#### RECORDS SHOWN
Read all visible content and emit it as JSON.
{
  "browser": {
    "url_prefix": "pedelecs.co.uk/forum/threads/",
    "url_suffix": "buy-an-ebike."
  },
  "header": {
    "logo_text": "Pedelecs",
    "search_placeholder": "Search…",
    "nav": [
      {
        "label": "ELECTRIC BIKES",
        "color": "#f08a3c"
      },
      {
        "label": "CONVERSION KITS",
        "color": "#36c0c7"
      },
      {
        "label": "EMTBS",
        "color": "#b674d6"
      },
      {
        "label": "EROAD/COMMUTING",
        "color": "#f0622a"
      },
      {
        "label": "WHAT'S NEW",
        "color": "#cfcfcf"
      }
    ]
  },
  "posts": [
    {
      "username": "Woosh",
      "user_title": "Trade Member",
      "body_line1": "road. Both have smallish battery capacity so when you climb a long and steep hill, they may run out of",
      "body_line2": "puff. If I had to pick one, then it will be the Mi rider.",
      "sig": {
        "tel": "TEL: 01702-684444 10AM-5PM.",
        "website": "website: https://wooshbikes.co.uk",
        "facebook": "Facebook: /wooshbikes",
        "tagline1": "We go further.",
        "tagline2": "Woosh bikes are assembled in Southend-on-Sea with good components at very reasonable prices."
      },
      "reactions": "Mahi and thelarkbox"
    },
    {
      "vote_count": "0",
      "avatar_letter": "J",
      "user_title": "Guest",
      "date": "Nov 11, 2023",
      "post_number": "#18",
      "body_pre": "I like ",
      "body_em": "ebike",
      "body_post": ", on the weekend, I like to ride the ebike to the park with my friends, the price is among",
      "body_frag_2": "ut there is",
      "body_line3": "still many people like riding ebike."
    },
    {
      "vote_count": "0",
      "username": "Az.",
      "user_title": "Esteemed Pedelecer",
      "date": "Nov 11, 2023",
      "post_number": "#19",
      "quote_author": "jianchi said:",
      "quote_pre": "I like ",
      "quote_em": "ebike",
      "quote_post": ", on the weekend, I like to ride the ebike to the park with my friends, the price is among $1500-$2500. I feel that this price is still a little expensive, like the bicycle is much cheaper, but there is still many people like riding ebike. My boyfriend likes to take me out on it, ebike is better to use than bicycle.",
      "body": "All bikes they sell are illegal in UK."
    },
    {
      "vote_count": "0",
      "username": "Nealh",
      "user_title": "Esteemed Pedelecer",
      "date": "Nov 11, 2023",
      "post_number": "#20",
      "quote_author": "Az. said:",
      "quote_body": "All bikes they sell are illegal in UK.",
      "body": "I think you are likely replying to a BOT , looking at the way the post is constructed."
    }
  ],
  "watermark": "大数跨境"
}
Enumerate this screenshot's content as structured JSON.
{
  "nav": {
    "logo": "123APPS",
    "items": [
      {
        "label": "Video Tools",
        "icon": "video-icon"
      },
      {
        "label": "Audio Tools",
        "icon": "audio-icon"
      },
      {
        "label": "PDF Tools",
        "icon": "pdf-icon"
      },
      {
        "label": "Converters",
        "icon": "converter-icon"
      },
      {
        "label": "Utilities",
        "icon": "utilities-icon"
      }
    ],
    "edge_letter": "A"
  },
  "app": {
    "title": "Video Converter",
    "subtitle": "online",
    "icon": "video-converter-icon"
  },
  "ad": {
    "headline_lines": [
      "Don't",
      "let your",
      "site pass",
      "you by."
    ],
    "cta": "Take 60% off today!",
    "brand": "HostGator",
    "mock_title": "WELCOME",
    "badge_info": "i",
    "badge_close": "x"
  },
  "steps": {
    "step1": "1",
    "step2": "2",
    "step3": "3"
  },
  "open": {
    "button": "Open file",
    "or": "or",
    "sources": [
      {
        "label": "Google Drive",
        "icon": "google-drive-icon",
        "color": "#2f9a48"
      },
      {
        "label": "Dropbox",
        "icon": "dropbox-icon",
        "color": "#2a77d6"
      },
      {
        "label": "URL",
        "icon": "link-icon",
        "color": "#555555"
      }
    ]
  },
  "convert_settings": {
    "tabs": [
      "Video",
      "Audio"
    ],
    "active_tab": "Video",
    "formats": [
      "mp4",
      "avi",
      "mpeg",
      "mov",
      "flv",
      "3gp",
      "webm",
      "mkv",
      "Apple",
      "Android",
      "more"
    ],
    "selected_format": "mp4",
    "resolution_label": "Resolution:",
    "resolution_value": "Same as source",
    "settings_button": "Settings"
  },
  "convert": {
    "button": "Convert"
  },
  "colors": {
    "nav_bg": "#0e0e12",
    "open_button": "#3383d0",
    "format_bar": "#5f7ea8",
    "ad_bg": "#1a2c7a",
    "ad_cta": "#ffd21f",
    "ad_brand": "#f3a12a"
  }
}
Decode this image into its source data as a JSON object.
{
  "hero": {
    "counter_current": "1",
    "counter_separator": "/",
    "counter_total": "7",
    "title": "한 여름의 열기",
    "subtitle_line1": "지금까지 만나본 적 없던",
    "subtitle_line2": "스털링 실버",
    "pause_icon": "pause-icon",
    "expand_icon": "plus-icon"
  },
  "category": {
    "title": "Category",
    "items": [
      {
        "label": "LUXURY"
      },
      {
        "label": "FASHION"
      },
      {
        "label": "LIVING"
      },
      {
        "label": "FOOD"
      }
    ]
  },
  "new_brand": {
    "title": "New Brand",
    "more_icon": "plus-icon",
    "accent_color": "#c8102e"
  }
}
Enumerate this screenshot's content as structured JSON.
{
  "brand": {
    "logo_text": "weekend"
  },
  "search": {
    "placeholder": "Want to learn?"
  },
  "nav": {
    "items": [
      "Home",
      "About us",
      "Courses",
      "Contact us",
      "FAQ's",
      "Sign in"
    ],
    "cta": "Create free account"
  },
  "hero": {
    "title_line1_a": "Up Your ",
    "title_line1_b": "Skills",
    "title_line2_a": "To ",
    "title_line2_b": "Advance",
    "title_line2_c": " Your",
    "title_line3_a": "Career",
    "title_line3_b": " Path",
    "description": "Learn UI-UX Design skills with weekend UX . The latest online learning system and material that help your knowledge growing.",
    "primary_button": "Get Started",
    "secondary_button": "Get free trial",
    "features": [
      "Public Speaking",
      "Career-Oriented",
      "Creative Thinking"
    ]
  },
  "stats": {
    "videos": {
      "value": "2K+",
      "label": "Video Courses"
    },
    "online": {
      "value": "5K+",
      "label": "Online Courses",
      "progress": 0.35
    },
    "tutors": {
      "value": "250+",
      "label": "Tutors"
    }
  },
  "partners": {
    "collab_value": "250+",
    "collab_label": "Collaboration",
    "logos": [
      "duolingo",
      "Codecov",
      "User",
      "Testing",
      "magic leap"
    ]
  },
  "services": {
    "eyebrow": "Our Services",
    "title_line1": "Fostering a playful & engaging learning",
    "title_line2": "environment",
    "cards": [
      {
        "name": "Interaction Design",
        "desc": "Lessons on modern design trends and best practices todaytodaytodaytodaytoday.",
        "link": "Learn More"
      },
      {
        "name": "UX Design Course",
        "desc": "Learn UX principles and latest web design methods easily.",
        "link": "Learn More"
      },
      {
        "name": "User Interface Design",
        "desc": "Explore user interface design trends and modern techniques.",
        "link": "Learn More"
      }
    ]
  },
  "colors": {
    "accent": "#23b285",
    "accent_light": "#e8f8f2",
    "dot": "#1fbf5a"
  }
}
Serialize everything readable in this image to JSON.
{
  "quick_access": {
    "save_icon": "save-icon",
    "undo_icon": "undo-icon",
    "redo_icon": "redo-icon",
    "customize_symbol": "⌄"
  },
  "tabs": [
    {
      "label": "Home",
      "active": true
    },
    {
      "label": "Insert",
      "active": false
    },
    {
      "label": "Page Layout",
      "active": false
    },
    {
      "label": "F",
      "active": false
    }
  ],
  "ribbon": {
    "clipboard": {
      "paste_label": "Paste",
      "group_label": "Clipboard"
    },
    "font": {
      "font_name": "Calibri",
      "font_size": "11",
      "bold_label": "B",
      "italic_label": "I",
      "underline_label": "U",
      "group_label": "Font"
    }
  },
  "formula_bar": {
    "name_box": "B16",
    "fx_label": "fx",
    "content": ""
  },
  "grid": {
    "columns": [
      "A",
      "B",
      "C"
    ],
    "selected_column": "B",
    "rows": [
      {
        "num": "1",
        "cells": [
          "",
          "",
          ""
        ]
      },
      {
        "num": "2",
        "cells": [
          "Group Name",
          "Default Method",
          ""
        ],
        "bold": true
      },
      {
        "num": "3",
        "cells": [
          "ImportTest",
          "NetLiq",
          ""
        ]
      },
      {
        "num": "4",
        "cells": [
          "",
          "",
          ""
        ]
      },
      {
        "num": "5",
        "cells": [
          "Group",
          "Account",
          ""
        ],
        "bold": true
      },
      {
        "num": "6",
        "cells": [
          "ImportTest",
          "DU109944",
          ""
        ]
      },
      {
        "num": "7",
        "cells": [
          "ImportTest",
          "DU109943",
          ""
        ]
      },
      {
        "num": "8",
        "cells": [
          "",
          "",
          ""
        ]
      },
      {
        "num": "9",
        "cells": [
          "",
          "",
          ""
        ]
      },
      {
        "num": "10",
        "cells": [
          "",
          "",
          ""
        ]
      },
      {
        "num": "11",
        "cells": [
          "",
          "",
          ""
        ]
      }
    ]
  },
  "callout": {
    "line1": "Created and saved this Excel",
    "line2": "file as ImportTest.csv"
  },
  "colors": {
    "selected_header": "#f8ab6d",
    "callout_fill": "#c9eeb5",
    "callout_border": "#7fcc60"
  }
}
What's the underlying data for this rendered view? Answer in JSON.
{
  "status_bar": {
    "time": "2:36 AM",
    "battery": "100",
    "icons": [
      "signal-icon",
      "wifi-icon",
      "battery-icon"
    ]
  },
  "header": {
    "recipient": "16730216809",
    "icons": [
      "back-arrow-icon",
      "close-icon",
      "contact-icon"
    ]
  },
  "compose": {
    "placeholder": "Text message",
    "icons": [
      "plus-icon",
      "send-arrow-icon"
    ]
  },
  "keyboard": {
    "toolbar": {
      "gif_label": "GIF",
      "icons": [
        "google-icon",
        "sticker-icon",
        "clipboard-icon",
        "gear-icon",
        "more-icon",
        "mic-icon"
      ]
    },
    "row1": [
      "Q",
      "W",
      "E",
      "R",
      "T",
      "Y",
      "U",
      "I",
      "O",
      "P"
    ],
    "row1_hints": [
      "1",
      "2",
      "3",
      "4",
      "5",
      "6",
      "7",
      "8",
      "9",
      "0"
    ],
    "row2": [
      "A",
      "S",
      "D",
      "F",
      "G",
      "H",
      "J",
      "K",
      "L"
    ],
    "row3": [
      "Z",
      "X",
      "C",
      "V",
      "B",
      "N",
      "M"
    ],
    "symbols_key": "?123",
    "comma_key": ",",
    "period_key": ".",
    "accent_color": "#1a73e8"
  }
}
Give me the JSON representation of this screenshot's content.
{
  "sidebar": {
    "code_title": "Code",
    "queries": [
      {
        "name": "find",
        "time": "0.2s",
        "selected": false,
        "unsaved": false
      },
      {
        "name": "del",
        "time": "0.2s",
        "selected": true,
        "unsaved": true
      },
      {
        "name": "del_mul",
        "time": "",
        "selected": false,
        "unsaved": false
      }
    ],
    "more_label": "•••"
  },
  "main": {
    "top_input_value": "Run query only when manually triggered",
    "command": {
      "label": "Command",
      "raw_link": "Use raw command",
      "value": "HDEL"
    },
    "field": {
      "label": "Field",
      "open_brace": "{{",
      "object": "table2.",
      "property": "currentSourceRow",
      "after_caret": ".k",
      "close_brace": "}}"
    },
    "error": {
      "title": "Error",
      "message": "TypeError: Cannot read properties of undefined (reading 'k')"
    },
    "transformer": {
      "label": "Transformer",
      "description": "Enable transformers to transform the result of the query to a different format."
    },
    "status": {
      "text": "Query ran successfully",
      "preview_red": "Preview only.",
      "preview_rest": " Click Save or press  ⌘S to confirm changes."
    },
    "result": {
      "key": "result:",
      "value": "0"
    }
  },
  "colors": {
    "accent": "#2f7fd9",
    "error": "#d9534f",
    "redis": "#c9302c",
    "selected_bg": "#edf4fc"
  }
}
########
CHALLENGE —
Reply with the number of lines in the data that include the string "they" and nothing else.

RESULT FOR THIS EXERCISE —
3